* WHAT IS ASKED: Your task is to retype each line of the data below exactly.

start DATA IN THIS EXERCISE

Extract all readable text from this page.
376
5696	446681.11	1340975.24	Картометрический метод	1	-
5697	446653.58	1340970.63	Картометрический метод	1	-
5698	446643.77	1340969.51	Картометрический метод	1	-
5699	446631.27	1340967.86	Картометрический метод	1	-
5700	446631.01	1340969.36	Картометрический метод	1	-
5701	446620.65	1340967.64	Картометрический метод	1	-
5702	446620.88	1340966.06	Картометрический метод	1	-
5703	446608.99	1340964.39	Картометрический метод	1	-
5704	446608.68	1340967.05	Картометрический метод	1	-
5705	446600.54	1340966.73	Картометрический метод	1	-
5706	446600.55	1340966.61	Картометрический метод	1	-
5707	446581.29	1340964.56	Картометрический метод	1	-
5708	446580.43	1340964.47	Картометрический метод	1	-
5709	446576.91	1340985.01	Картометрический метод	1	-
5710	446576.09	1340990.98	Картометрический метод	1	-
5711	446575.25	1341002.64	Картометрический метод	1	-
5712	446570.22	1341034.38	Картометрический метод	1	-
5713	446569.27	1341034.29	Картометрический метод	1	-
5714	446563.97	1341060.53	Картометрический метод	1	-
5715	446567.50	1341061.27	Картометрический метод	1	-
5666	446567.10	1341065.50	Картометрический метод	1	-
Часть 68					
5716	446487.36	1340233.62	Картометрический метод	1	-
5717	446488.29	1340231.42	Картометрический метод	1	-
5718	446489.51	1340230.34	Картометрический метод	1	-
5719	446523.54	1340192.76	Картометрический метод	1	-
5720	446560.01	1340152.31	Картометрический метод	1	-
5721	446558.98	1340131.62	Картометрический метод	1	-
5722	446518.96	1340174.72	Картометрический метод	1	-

end DATA IN THIS EXERCISE

* REPLY:
Extract all readable text from this page.
376
5696	446681.11	1340975.24	Картометрический метод	1	-
5697	446653.58	1340970.63	Картометрический метод	1	-
5698	446643.77	1340969.51	Картометрический метод	1	-
5699	446631.27	1340967.86	Картометрический метод	1	-
5700	446631.01	1340969.36	Картометрический метод	1	-
5701	446620.65	1340967.64	Картометрический метод	1	-
5702	446620.88	1340966.06	Картометрический метод	1	-
5703	446608.99	1340964.39	Картометрический метод	1	-
5704	446608.68	1340967.05	Картометрический метод	1	-
5705	446600.54	1340966.73	Картометрический метод	1	-
5706	446600.55	1340966.61	Картометрический метод	1	-
5707	446581.29	1340964.56	Картометрический метод	1	-
5708	446580.43	1340964.47	Картометрический метод	1	-
5709	446576.91	1340985.01	Картометрический метод	1	-
5710	446576.09	1340990.98	Картометрический метод	1	-
5711	446575.25	1341002.64	Картометрический метод	1	-
5712	446570.22	1341034.38	Картометрический метод	1	-
5713	446569.27	1341034.29	Картометрический метод	1	-
5714	446563.97	1341060.53	Картометрический метод	1	-
5715	446567.50	1341061.27	Картометрический метод	1	-
5666	446567.10	1341065.50	Картометрический метод	1	-
Часть 68					
5716	446487.36	1340233.62	Картометрический метод	1	-
5717	446488.29	1340231.42	Картометрический метод	1	-
5718	446489.51	1340230.34	Картометрический метод	1	-
5719	446523.54	1340192.76	Картометрический метод	1	-
5720	446560.01	1340152.31	Картометрический метод	1	-
5721	446558.98	1340131.62	Картометрический метод	1	-
5722	446518.96	1340174.72	Картометрический метод	1	-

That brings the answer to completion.